§ **SET EXERCISE**
Identify and reproduce every line holding the string "เราก".

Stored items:
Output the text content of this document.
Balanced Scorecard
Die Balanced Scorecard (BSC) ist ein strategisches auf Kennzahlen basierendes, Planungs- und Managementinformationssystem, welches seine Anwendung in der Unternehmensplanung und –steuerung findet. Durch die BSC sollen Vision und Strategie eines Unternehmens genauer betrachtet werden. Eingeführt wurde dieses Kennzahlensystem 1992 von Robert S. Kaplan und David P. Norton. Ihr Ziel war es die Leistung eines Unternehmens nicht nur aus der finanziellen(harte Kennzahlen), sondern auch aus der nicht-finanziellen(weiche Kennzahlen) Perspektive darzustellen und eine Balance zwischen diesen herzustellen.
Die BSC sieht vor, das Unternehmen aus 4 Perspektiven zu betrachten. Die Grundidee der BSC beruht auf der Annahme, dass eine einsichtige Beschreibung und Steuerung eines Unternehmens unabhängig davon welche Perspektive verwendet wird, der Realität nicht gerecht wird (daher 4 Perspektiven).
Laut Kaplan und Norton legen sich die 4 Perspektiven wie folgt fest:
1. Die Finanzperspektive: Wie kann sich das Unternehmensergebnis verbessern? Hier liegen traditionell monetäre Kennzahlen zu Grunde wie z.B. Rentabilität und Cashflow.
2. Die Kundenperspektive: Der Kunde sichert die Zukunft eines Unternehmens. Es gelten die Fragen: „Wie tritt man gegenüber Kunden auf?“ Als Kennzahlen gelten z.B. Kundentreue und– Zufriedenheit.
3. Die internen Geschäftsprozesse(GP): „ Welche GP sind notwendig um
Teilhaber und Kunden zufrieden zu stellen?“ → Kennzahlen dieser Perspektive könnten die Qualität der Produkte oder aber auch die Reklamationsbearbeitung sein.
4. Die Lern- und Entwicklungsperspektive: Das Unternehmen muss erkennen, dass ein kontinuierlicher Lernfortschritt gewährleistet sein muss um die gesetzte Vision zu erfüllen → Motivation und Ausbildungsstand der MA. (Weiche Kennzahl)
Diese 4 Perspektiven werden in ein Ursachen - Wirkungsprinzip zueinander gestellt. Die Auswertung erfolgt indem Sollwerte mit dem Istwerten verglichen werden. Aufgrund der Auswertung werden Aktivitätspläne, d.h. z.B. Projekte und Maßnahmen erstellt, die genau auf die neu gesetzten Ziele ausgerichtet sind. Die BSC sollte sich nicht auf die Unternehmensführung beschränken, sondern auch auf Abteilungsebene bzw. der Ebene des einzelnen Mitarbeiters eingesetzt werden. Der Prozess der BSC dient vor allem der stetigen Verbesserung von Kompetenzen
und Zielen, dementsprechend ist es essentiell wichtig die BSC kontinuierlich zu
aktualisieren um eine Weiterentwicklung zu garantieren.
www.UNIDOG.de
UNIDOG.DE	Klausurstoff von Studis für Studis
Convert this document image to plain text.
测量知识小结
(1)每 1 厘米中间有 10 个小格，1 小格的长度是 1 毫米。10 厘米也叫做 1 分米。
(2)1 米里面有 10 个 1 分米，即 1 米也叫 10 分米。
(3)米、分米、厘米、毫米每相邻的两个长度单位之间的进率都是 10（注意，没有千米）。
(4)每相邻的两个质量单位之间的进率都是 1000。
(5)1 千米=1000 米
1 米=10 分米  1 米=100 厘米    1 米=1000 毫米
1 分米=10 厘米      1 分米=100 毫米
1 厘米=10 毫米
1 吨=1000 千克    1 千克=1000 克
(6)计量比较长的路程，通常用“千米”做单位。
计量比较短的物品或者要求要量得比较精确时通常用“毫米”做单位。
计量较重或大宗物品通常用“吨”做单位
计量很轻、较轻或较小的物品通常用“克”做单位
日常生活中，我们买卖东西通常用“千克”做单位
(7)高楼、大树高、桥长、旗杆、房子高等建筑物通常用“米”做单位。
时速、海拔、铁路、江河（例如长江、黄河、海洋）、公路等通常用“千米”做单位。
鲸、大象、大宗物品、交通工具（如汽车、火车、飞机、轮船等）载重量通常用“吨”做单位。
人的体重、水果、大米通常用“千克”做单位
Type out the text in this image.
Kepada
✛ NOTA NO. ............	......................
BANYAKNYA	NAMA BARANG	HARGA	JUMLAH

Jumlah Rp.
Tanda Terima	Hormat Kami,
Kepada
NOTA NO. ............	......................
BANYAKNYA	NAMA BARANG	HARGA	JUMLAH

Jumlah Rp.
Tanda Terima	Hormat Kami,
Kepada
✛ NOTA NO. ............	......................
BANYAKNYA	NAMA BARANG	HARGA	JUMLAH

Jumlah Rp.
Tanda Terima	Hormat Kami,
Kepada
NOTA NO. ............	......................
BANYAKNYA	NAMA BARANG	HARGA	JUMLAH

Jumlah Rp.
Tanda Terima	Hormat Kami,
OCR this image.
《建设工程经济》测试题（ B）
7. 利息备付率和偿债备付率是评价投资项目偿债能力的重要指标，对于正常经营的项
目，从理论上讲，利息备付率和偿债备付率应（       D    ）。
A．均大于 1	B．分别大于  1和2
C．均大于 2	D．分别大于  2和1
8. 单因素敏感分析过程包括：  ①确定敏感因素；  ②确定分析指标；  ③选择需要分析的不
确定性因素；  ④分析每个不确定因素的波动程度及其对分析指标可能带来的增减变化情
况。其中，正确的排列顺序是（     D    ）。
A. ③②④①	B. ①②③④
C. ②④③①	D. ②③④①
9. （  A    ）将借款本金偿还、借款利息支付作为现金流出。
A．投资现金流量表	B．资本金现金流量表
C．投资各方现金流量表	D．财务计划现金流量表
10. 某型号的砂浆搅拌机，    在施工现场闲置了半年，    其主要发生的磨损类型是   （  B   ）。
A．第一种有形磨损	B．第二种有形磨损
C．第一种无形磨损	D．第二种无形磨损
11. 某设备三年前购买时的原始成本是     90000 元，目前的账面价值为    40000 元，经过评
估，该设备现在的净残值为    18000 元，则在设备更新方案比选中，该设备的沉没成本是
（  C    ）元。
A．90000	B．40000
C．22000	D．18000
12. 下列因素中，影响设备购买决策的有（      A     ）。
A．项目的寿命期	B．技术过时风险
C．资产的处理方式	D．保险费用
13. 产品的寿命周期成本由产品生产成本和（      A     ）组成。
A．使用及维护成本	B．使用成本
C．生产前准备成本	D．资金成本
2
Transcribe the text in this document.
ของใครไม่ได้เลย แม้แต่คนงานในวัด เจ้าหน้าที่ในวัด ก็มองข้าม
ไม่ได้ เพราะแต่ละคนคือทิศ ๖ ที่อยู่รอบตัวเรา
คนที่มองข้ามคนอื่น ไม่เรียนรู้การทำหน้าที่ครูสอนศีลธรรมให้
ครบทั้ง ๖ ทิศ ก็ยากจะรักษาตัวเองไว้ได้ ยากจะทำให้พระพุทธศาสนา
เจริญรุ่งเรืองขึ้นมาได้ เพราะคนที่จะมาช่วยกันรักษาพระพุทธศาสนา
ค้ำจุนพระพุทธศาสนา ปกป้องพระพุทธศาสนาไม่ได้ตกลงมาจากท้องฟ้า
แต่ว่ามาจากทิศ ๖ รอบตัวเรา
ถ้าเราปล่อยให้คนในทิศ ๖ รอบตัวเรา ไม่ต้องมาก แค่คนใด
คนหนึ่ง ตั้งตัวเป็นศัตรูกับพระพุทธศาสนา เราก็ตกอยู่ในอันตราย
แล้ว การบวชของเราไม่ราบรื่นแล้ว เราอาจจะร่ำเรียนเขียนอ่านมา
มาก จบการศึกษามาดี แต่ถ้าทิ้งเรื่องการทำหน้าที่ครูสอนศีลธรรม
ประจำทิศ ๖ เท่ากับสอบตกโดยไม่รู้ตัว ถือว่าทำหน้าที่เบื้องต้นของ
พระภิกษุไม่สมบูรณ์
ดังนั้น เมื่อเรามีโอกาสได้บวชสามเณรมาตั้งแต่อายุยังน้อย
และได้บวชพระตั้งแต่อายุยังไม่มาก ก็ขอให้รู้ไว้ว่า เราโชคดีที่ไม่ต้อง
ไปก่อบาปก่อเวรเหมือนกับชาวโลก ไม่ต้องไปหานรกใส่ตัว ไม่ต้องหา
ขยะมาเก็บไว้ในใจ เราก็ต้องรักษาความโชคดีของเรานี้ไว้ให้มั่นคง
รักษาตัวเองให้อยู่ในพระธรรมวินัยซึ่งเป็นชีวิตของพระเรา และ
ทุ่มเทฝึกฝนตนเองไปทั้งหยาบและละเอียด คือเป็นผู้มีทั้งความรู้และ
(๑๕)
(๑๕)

§ **EXPECTED OUTPUT**
คนหนึ่ง ตั้งตัวเป็นศัตรูกับพระพุทธศาสนา เราก็ตกอยู่ในอันตราย
ขยะมาเก็บไว้ในใจ เราก็ต้องรักษาความโชคดีของเรานี้ไว้ให้มั่นคง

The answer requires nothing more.